Written problem:
Each entry below should be echoed exactly, with pictures omitted.

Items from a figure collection
**********
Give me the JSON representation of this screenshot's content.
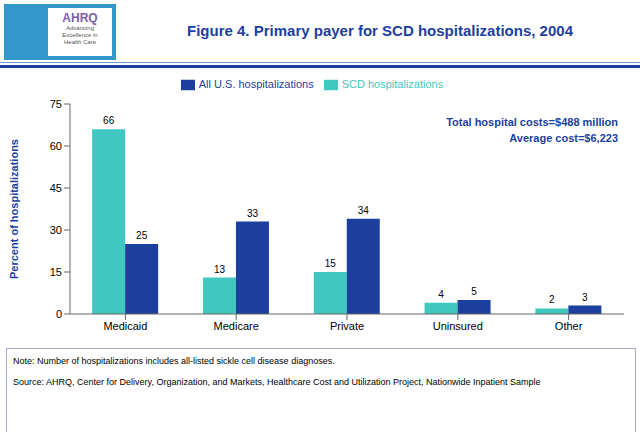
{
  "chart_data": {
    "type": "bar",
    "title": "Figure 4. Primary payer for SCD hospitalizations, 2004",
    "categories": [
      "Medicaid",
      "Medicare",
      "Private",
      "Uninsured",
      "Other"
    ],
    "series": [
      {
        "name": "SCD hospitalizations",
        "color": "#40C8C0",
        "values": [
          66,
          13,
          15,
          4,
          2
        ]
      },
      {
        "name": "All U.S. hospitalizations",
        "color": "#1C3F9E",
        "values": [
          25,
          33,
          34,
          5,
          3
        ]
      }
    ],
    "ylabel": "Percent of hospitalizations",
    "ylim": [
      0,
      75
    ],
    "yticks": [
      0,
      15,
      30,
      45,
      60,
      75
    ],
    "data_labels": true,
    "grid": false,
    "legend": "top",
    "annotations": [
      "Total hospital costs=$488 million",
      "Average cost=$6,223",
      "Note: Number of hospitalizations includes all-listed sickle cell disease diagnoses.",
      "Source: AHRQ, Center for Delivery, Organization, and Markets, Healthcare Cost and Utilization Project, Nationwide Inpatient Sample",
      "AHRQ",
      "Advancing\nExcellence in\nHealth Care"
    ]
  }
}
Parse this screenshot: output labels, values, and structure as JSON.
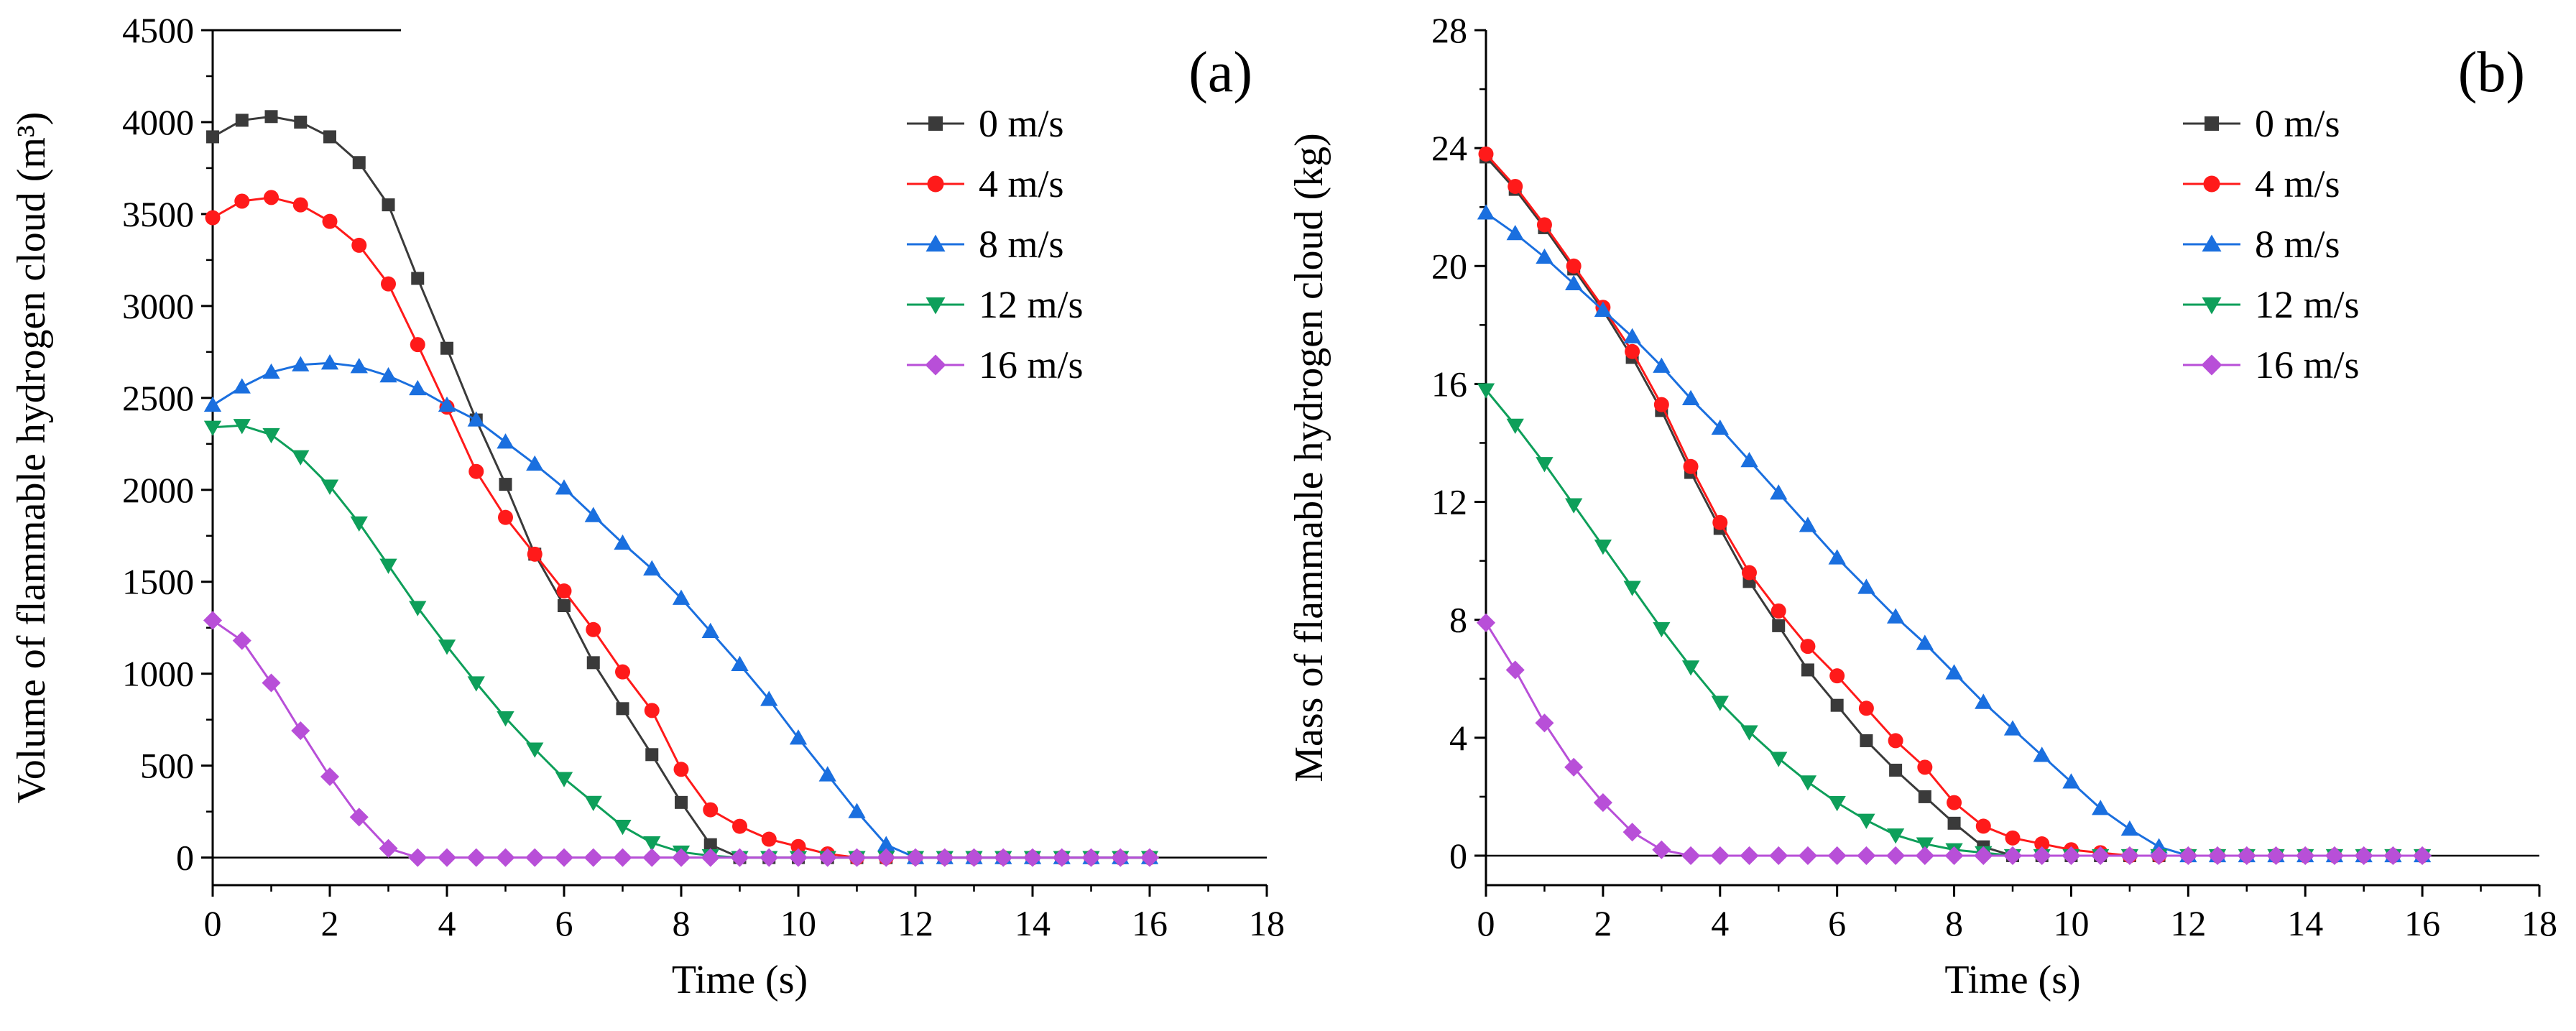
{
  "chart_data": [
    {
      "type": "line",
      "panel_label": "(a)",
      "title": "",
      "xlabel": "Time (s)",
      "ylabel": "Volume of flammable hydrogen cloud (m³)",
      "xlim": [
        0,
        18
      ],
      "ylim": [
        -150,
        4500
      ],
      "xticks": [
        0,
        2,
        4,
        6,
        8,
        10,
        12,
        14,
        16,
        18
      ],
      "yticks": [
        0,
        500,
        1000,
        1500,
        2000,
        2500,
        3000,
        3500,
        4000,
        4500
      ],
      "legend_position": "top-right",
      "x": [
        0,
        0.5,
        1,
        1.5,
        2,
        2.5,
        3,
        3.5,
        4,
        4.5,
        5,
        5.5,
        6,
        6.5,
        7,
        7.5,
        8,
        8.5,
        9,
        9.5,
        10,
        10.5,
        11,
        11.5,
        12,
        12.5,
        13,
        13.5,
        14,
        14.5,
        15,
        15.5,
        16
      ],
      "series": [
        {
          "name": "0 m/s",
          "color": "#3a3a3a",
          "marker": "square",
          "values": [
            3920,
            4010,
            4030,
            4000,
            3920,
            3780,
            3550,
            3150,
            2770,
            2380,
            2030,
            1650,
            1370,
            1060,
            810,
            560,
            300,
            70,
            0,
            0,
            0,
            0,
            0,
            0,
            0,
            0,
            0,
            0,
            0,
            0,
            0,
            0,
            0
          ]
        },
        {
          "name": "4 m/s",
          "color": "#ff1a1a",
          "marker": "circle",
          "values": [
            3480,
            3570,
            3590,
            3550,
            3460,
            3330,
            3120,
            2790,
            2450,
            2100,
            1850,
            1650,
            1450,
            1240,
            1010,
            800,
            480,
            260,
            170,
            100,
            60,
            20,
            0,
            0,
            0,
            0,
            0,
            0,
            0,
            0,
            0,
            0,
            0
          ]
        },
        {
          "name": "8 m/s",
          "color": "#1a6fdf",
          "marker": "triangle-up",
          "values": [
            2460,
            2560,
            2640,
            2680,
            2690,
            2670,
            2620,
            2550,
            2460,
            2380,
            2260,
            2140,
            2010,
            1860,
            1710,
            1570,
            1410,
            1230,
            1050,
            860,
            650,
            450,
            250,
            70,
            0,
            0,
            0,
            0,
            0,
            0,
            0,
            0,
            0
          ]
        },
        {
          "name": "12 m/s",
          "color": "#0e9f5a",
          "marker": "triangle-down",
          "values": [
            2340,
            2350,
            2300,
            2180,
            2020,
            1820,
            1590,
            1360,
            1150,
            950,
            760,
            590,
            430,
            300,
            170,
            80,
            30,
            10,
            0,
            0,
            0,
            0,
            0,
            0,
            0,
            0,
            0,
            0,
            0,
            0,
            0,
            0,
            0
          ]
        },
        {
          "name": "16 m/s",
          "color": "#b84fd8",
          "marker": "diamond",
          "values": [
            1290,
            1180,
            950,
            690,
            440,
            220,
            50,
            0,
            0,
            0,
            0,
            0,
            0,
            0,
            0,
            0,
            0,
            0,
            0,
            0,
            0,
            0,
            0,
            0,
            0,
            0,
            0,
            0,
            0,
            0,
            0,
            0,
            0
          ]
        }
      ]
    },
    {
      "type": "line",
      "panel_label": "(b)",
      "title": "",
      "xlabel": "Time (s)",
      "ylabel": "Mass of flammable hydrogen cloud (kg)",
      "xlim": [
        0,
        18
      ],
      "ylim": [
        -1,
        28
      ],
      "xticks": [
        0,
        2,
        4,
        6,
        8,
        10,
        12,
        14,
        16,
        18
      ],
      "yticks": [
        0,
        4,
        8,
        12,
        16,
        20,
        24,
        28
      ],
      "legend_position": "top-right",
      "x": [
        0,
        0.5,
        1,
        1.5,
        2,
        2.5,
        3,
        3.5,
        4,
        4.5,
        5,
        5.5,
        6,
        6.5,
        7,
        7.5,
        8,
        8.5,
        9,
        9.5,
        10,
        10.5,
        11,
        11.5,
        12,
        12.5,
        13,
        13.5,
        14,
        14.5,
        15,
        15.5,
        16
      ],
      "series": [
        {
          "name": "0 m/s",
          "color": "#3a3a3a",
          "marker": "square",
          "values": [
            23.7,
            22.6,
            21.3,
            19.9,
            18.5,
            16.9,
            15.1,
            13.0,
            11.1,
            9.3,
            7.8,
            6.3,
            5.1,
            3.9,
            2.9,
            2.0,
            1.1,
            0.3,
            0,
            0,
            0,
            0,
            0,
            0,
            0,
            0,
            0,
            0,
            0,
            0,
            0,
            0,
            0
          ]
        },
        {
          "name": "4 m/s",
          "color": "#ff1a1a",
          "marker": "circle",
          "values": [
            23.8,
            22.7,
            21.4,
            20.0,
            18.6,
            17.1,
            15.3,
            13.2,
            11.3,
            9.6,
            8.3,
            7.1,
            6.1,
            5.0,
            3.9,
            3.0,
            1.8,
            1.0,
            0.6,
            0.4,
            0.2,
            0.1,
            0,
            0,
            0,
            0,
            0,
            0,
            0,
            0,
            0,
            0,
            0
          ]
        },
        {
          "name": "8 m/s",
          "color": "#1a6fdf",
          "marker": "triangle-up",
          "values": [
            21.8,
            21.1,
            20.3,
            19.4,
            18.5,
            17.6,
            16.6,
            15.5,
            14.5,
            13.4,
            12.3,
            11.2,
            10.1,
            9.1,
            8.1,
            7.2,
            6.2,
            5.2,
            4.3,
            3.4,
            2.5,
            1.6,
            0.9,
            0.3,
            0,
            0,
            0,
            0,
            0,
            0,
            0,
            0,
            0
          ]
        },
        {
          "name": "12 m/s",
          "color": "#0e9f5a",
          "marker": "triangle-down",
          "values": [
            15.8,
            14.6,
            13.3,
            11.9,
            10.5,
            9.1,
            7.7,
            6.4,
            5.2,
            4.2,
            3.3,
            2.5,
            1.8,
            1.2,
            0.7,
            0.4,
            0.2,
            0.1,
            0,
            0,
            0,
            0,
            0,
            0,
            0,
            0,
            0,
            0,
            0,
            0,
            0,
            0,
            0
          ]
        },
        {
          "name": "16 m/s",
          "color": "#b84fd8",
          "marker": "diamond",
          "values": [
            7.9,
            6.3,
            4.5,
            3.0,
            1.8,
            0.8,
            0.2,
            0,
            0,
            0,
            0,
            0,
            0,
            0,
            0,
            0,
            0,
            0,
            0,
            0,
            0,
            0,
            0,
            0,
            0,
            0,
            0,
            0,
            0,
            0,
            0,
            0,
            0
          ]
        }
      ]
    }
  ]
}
**********
Solution to this task:
Give me the JSON representation of this screenshot's content.
{
  "chart_data": {
    "type": "bar",
    "title": "Figure 4. Primary payer for SCD hospitalizations, 2004",
    "categories": [
      "Medicaid",
      "Medicare",
      "Private",
      "Uninsured",
      "Other"
    ],
    "series": [
      {
        "name": "SCD hospitalizations",
        "color": "#40C8C0",
        "values": [
          66,
          13,
          15,
          4,
          2
        ]
      },
      {
        "name": "All U.S. hospitalizations",
        "color": "#1C3F9E",
        "values": [
          25,
          33,
          34,
          5,
          3
        ]
      }
    ],
    "ylabel": "Percent of hospitalizations",
    "ylim": [
      0,
      75
    ],
    "yticks": [
      0,
      15,
      30,
      45,
      60,
      75
    ],
    "data_labels": true,
    "grid": false,
    "legend": "top",
    "annotations": [
      "Total hospital costs=$488 million",
      "Average cost=$6,223",
      "Note: Number of hospitalizations includes all-listed sickle cell disease diagnoses.",
      "Source: AHRQ, Center for Delivery, Organization, and Markets, Healthcare Cost and Utilization Project, Nationwide Inpatient Sample",
      "AHRQ",
      "Advancing\nExcellence in\nHealth Care"
    ]
  }
}
Parse this screenshot: output labels, values, and structure as JSON.
{
  "chart_data": [
    {
      "type": "line",
      "panel_label": "(a)",
      "title": "",
      "xlabel": "Time (s)",
      "ylabel": "Volume of flammable hydrogen cloud (m³)",
      "xlim": [
        0,
        18
      ],
      "ylim": [
        -150,
        4500
      ],
      "xticks": [
        0,
        2,
        4,
        6,
        8,
        10,
        12,
        14,
        16,
        18
      ],
      "yticks": [
        0,
        500,
        1000,
        1500,
        2000,
        2500,
        3000,
        3500,
        4000,
        4500
      ],
      "legend_position": "top-right",
      "x": [
        0,
        0.5,
        1,
        1.5,
        2,
        2.5,
        3,
        3.5,
        4,
        4.5,
        5,
        5.5,
        6,
        6.5,
        7,
        7.5,
        8,
        8.5,
        9,
        9.5,
        10,
        10.5,
        11,
        11.5,
        12,
        12.5,
        13,
        13.5,
        14,
        14.5,
        15,
        15.5,
        16
      ],
      "series": [
        {
          "name": "0 m/s",
          "color": "#3a3a3a",
          "marker": "square",
          "values": [
            3920,
            4010,
            4030,
            4000,
            3920,
            3780,
            3550,
            3150,
            2770,
            2380,
            2030,
            1650,
            1370,
            1060,
            810,
            560,
            300,
            70,
            0,
            0,
            0,
            0,
            0,
            0,
            0,
            0,
            0,
            0,
            0,
            0,
            0,
            0,
            0
          ]
        },
        {
          "name": "4 m/s",
          "color": "#ff1a1a",
          "marker": "circle",
          "values": [
            3480,
            3570,
            3590,
            3550,
            3460,
            3330,
            3120,
            2790,
            2450,
            2100,
            1850,
            1650,
            1450,
            1240,
            1010,
            800,
            480,
            260,
            170,
            100,
            60,
            20,
            0,
            0,
            0,
            0,
            0,
            0,
            0,
            0,
            0,
            0,
            0
          ]
        },
        {
          "name": "8 m/s",
          "color": "#1a6fdf",
          "marker": "triangle-up",
          "values": [
            2460,
            2560,
            2640,
            2680,
            2690,
            2670,
            2620,
            2550,
            2460,
            2380,
            2260,
            2140,
            2010,
            1860,
            1710,
            1570,
            1410,
            1230,
            1050,
            860,
            650,
            450,
            250,
            70,
            0,
            0,
            0,
            0,
            0,
            0,
            0,
            0,
            0
          ]
        },
        {
          "name": "12 m/s",
          "color": "#0e9f5a",
          "marker": "triangle-down",
          "values": [
            2340,
            2350,
            2300,
            2180,
            2020,
            1820,
            1590,
            1360,
            1150,
            950,
            760,
            590,
            430,
            300,
            170,
            80,
            30,
            10,
            0,
            0,
            0,
            0,
            0,
            0,
            0,
            0,
            0,
            0,
            0,
            0,
            0,
            0,
            0
          ]
        },
        {
          "name": "16 m/s",
          "color": "#b84fd8",
          "marker": "diamond",
          "values": [
            1290,
            1180,
            950,
            690,
            440,
            220,
            50,
            0,
            0,
            0,
            0,
            0,
            0,
            0,
            0,
            0,
            0,
            0,
            0,
            0,
            0,
            0,
            0,
            0,
            0,
            0,
            0,
            0,
            0,
            0,
            0,
            0,
            0
          ]
        }
      ]
    },
    {
      "type": "line",
      "panel_label": "(b)",
      "title": "",
      "xlabel": "Time (s)",
      "ylabel": "Mass of flammable hydrogen cloud (kg)",
      "xlim": [
        0,
        18
      ],
      "ylim": [
        -1,
        28
      ],
      "xticks": [
        0,
        2,
        4,
        6,
        8,
        10,
        12,
        14,
        16,
        18
      ],
      "yticks": [
        0,
        4,
        8,
        12,
        16,
        20,
        24,
        28
      ],
      "legend_position": "top-right",
      "x": [
        0,
        0.5,
        1,
        1.5,
        2,
        2.5,
        3,
        3.5,
        4,
        4.5,
        5,
        5.5,
        6,
        6.5,
        7,
        7.5,
        8,
        8.5,
        9,
        9.5,
        10,
        10.5,
        11,
        11.5,
        12,
        12.5,
        13,
        13.5,
        14,
        14.5,
        15,
        15.5,
        16
      ],
      "series": [
        {
          "name": "0 m/s",
          "color": "#3a3a3a",
          "marker": "square",
          "values": [
            23.7,
            22.6,
            21.3,
            19.9,
            18.5,
            16.9,
            15.1,
            13.0,
            11.1,
            9.3,
            7.8,
            6.3,
            5.1,
            3.9,
            2.9,
            2.0,
            1.1,
            0.3,
            0,
            0,
            0,
            0,
            0,
            0,
            0,
            0,
            0,
            0,
            0,
            0,
            0,
            0,
            0
          ]
        },
        {
          "name": "4 m/s",
          "color": "#ff1a1a",
          "marker": "circle",
          "values": [
            23.8,
            22.7,
            21.4,
            20.0,
            18.6,
            17.1,
            15.3,
            13.2,
            11.3,
            9.6,
            8.3,
            7.1,
            6.1,
            5.0,
            3.9,
            3.0,
            1.8,
            1.0,
            0.6,
            0.4,
            0.2,
            0.1,
            0,
            0,
            0,
            0,
            0,
            0,
            0,
            0,
            0,
            0,
            0
          ]
        },
        {
          "name": "8 m/s",
          "color": "#1a6fdf",
          "marker": "triangle-up",
          "values": [
            21.8,
            21.1,
            20.3,
            19.4,
            18.5,
            17.6,
            16.6,
            15.5,
            14.5,
            13.4,
            12.3,
            11.2,
            10.1,
            9.1,
            8.1,
            7.2,
            6.2,
            5.2,
            4.3,
            3.4,
            2.5,
            1.6,
            0.9,
            0.3,
            0,
            0,
            0,
            0,
            0,
            0,
            0,
            0,
            0
          ]
        },
        {
          "name": "12 m/s",
          "color": "#0e9f5a",
          "marker": "triangle-down",
          "values": [
            15.8,
            14.6,
            13.3,
            11.9,
            10.5,
            9.1,
            7.7,
            6.4,
            5.2,
            4.2,
            3.3,
            2.5,
            1.8,
            1.2,
            0.7,
            0.4,
            0.2,
            0.1,
            0,
            0,
            0,
            0,
            0,
            0,
            0,
            0,
            0,
            0,
            0,
            0,
            0,
            0,
            0
          ]
        },
        {
          "name": "16 m/s",
          "color": "#b84fd8",
          "marker": "diamond",
          "values": [
            7.9,
            6.3,
            4.5,
            3.0,
            1.8,
            0.8,
            0.2,
            0,
            0,
            0,
            0,
            0,
            0,
            0,
            0,
            0,
            0,
            0,
            0,
            0,
            0,
            0,
            0,
            0,
            0,
            0,
            0,
            0,
            0,
            0,
            0,
            0,
            0
          ]
        }
      ]
    }
  ]
}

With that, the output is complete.